AIM OF THE EXERCISE | In the listing that follows, return the lines starting at the one containing "line-series: [811, 51, 1153, 174]" and ending at the one containing "y2-tick-label: -15: [444, 558, 467, 575]", both included, as a JSON list of strings with one string per line and blank lines skipped.

TASK INPUTS |

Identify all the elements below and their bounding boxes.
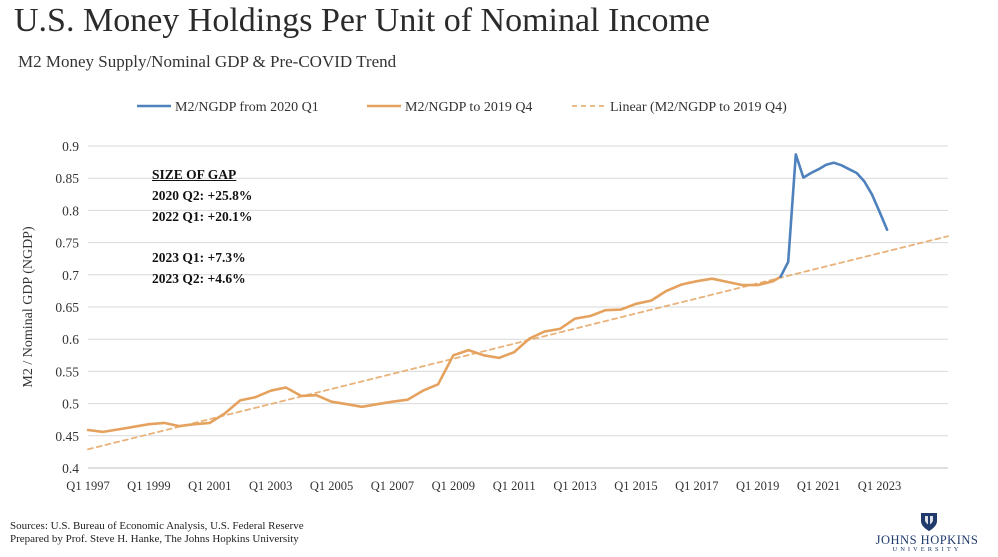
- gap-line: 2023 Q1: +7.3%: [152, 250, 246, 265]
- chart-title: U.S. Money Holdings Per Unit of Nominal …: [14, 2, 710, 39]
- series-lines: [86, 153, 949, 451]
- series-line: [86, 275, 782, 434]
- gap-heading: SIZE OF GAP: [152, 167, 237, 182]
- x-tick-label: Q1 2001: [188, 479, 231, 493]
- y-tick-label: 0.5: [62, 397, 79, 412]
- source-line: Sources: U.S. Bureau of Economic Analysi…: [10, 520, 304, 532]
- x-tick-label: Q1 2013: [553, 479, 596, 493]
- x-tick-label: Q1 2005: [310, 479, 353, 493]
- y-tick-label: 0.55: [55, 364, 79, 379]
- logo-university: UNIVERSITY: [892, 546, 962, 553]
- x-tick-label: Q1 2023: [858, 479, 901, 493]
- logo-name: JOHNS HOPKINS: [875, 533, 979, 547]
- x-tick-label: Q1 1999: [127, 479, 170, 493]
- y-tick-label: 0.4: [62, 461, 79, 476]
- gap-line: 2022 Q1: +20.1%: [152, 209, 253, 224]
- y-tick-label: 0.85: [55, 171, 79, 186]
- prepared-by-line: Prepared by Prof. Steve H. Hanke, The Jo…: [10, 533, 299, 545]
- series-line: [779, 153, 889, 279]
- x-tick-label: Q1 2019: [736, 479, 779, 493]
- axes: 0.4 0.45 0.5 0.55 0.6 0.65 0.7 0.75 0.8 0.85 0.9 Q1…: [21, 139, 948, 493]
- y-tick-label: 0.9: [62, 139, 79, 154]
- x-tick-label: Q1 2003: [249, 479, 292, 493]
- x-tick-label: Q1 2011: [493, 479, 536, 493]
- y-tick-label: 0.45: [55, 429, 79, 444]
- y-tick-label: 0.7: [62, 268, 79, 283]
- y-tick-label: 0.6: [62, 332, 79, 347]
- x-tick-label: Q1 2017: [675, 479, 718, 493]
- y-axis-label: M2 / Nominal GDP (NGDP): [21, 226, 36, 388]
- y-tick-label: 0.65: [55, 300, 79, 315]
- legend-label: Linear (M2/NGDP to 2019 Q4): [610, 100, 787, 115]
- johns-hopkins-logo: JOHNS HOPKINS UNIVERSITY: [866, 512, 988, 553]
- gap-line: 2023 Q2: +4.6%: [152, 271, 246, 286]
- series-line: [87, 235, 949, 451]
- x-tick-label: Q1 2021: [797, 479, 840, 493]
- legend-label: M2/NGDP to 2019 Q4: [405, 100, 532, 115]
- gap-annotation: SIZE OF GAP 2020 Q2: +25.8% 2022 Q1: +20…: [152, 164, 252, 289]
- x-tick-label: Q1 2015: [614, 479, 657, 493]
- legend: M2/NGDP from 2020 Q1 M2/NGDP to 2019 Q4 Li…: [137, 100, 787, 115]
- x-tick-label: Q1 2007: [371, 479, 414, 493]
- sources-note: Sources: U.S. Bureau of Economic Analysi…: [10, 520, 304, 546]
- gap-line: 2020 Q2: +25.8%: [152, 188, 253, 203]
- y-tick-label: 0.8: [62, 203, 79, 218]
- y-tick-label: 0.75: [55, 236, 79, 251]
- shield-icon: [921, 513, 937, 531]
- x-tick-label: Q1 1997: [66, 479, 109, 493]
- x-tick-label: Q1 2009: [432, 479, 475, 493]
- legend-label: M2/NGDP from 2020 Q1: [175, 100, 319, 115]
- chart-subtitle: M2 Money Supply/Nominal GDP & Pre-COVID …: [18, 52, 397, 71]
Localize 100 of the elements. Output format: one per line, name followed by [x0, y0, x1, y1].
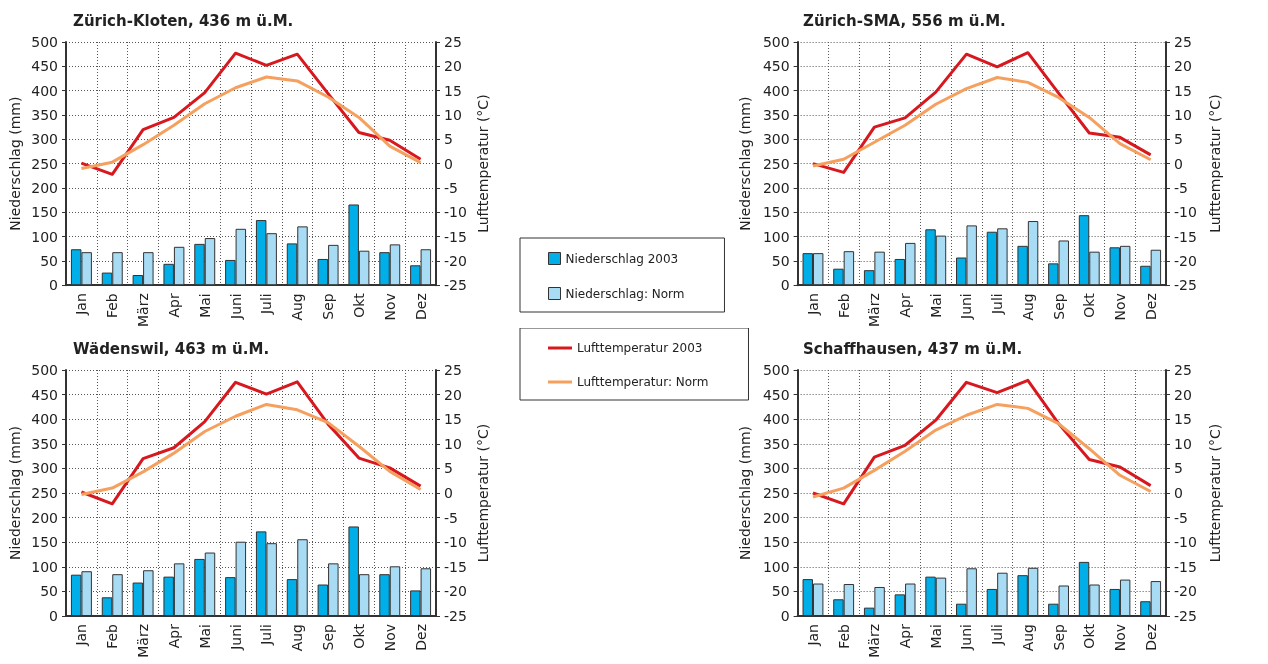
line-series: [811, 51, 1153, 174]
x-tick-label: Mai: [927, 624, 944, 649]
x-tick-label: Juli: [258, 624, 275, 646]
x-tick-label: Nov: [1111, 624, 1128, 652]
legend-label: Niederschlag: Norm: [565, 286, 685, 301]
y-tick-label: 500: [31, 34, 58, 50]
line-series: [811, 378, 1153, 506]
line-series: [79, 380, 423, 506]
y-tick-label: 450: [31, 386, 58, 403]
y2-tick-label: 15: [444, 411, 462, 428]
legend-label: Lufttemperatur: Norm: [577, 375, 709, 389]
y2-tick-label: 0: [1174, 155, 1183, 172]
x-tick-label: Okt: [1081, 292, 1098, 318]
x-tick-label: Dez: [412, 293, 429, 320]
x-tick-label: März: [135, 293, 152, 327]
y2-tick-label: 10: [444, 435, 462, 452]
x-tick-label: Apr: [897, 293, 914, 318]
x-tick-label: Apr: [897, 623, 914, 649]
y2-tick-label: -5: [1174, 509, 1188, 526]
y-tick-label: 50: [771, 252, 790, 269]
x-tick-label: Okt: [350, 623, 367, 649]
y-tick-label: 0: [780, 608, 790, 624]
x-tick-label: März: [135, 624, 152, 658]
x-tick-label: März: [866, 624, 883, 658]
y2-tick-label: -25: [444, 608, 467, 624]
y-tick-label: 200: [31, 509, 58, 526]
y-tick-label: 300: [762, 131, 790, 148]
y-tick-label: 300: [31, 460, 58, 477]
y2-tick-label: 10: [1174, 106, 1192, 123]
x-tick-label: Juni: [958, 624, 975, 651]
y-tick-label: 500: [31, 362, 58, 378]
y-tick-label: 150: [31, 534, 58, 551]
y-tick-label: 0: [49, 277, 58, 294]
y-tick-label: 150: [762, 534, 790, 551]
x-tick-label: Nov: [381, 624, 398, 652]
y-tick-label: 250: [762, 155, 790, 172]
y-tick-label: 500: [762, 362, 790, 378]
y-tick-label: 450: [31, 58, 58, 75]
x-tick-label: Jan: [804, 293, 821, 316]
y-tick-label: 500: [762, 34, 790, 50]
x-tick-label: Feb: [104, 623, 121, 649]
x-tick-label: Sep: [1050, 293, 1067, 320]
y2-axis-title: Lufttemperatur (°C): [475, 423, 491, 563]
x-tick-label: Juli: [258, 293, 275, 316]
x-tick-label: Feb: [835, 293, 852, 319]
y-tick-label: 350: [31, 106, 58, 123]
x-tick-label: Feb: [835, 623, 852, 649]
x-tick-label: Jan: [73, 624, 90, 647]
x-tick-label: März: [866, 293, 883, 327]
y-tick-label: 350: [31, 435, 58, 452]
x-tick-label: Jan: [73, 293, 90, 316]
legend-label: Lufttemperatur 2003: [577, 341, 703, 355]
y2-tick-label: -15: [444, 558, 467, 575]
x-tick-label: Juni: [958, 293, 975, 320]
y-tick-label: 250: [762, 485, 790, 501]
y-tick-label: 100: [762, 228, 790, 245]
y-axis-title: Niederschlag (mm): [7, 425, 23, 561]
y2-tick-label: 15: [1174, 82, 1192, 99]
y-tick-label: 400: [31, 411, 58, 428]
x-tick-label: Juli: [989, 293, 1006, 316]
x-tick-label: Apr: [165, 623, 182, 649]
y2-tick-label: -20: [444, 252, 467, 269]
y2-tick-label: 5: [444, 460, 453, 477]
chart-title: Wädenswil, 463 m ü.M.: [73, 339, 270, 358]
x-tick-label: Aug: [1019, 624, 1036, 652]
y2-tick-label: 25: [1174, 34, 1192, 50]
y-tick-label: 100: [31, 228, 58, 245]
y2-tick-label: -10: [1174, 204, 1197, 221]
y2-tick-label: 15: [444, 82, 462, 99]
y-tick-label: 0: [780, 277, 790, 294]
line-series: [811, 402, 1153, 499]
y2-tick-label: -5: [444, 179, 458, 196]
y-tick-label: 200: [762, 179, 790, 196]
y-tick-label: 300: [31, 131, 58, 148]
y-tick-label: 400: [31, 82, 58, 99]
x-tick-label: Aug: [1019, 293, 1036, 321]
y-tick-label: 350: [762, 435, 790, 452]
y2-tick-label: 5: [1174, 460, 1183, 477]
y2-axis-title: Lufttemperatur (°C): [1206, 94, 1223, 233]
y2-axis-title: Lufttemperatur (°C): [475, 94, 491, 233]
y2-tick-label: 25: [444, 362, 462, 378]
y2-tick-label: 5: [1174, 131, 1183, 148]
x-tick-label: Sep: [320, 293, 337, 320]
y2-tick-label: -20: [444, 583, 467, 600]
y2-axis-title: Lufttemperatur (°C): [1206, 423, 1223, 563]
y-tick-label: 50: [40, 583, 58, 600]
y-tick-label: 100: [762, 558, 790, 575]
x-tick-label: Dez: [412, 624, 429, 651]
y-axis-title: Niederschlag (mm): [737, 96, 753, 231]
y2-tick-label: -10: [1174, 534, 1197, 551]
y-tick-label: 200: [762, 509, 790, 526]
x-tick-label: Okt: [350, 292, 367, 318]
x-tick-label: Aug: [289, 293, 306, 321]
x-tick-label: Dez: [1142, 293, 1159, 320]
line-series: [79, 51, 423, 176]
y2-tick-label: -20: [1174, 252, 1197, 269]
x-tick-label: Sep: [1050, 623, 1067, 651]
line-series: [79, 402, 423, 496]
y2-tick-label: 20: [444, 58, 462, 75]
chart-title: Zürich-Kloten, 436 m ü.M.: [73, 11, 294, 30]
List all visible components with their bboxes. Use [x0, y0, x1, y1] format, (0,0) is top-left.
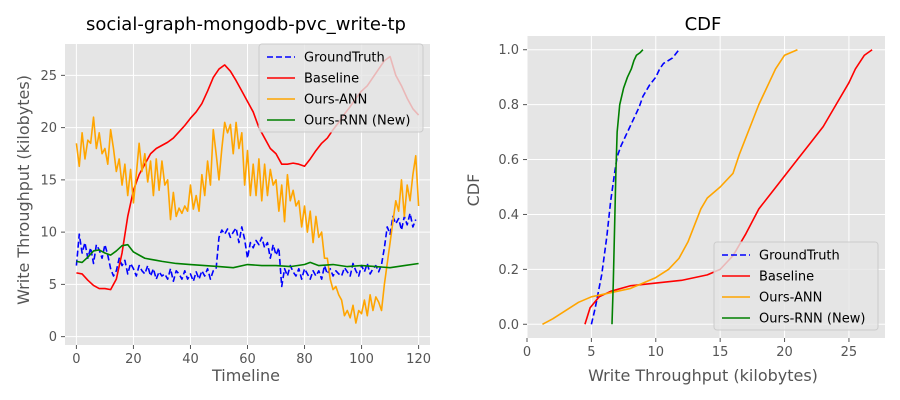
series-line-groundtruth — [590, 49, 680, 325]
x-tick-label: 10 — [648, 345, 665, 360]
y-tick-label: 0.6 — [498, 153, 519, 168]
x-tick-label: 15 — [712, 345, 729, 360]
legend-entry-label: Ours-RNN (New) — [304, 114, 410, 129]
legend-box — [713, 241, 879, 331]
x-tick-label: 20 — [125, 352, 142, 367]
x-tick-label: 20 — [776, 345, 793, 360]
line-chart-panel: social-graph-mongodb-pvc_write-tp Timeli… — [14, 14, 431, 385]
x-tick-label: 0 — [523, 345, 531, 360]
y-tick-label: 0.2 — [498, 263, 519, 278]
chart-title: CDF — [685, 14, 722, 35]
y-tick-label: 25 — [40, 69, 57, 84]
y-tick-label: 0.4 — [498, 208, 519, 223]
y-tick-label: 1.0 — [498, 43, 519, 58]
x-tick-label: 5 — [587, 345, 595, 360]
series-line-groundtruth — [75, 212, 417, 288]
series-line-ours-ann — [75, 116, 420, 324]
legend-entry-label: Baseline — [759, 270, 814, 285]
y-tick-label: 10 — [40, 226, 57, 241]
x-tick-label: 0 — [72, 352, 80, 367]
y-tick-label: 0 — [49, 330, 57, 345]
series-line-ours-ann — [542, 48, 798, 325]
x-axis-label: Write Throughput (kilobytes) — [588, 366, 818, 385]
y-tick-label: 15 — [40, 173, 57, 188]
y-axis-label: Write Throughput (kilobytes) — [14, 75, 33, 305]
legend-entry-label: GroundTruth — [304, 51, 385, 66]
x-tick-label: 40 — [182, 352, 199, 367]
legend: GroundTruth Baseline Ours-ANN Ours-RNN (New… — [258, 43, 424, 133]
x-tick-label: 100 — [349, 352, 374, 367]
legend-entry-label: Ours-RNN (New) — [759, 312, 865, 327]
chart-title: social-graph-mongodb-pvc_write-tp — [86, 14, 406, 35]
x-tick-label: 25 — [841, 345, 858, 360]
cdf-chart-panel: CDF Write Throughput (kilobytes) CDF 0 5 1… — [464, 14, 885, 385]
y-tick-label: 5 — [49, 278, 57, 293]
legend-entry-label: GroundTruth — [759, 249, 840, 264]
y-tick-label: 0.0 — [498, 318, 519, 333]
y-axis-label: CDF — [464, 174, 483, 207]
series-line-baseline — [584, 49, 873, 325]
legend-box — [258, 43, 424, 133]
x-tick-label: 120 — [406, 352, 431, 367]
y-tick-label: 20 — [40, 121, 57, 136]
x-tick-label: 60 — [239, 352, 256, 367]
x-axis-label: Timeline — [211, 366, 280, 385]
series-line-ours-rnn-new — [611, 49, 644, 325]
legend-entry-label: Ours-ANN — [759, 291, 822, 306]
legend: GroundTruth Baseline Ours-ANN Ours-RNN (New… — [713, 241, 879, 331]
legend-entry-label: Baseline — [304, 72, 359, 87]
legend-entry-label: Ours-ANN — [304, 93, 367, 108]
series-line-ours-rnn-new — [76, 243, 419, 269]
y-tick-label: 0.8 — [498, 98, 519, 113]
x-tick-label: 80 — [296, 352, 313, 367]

WRITTEN RESPONSE |
[
  "line-series: [811, 51, 1153, 174]",
  "x-tick-label: Mai: [927, 624, 944, 649]",
  "x-tick-label: Juli: [258, 624, 275, 646]",
  "x-tick-label: Nov: [1111, 624, 1128, 652]",
  "legend-label: Niederschlag: Norm: [565, 286, 685, 301]",
  "y-tick-label: 500: [31, 34, 58, 50]",
  "line-series: [811, 378, 1153, 506]",
  "line-series: [79, 380, 423, 506]",
  "y-tick-label: 450: [31, 386, 58, 403]",
  "y2-tick-label: 15: [444, 411, 462, 428]",
  "legend-label: Lufttemperatur: Norm: [577, 375, 709, 389]",
  "y2-tick-label: 0: [1174, 155, 1183, 172]",
  "x-tick-label: Okt: [1081, 292, 1098, 318]",
  "x-tick-label: Dez: [412, 293, 429, 320]",
  "x-tick-label: März: [135, 293, 152, 327]",
  "y2-tick-label: 10: [444, 435, 462, 452]",
  "x-tick-label: Apr: [897, 293, 914, 318]",
  "x-tick-label: Apr: [897, 623, 914, 649]",
  "y2-tick-label: -5: [1174, 509, 1188, 526]",
  "y-tick-label: 50: [771, 252, 790, 269]",
  "x-tick-label: Okt: [350, 623, 367, 649]",
  "y-tick-label: 0: [780, 608, 790, 624]",
  "x-tick-label: März: [135, 624, 152, 658]",
  "x-tick-label: März: [866, 624, 883, 658]",
  "y2-tick-label: -25: [444, 608, 467, 624]",
  "y-tick-label: 200: [31, 509, 58, 526]",
  "y-tick-label: 300: [762, 131, 790, 148]",
  "y-tick-label: 300: [31, 460, 58, 477]",
  "y2-tick-label: 10: [1174, 106, 1192, 123]",
  "x-tick-label: Juni: [958, 624, 975, 651]",
  "y-tick-label: 500: [31, 362, 58, 378]",
  "y-tick-label: 150: [31, 534, 58, 551]",
  "y-tick-label: 0: [49, 277, 58, 294]",
  "y-tick-label: 150: [762, 534, 790, 551]",
  "x-tick-label: Nov: [381, 624, 398, 652]",
  "y-tick-label: 250: [762, 155, 790, 172]",
  "y-tick-label: 500: [762, 362, 790, 378]",
  "y-tick-label: 450: [31, 58, 58, 75]",
  "x-tick-label: Jan: [804, 293, 821, 316]",
  "y-tick-label: 500: [762, 34, 790, 50]",
  "x-tick-label: Feb: [104, 623, 121, 649]",
  "x-tick-label: Sep: [1050, 293, 1067, 320]",
  "y2-axis-title: Lufttemperatur (°C): [475, 423, 491, 563]",
  "x-tick-label: Juli: [258, 293, 275, 316]",
  "x-tick-label: Feb: [835, 293, 852, 319]",
  "y-tick-label: 350: [31, 106, 58, 123]",
  "x-tick-label: Feb: [835, 623, 852, 649]",
  "x-tick-label: Jan: [73, 624, 90, 647]",
  "x-tick-label: März: [866, 293, 883, 327]",
  "y-tick-label: 350: [31, 435, 58, 452]",
  "x-tick-label: Jan: [73, 293, 90, 316]",
  "legend-label: Lufttemperatur 2003: [577, 341, 703, 355]",
  "y2-tick-label: -15: [444, 558, 467, 575]"
]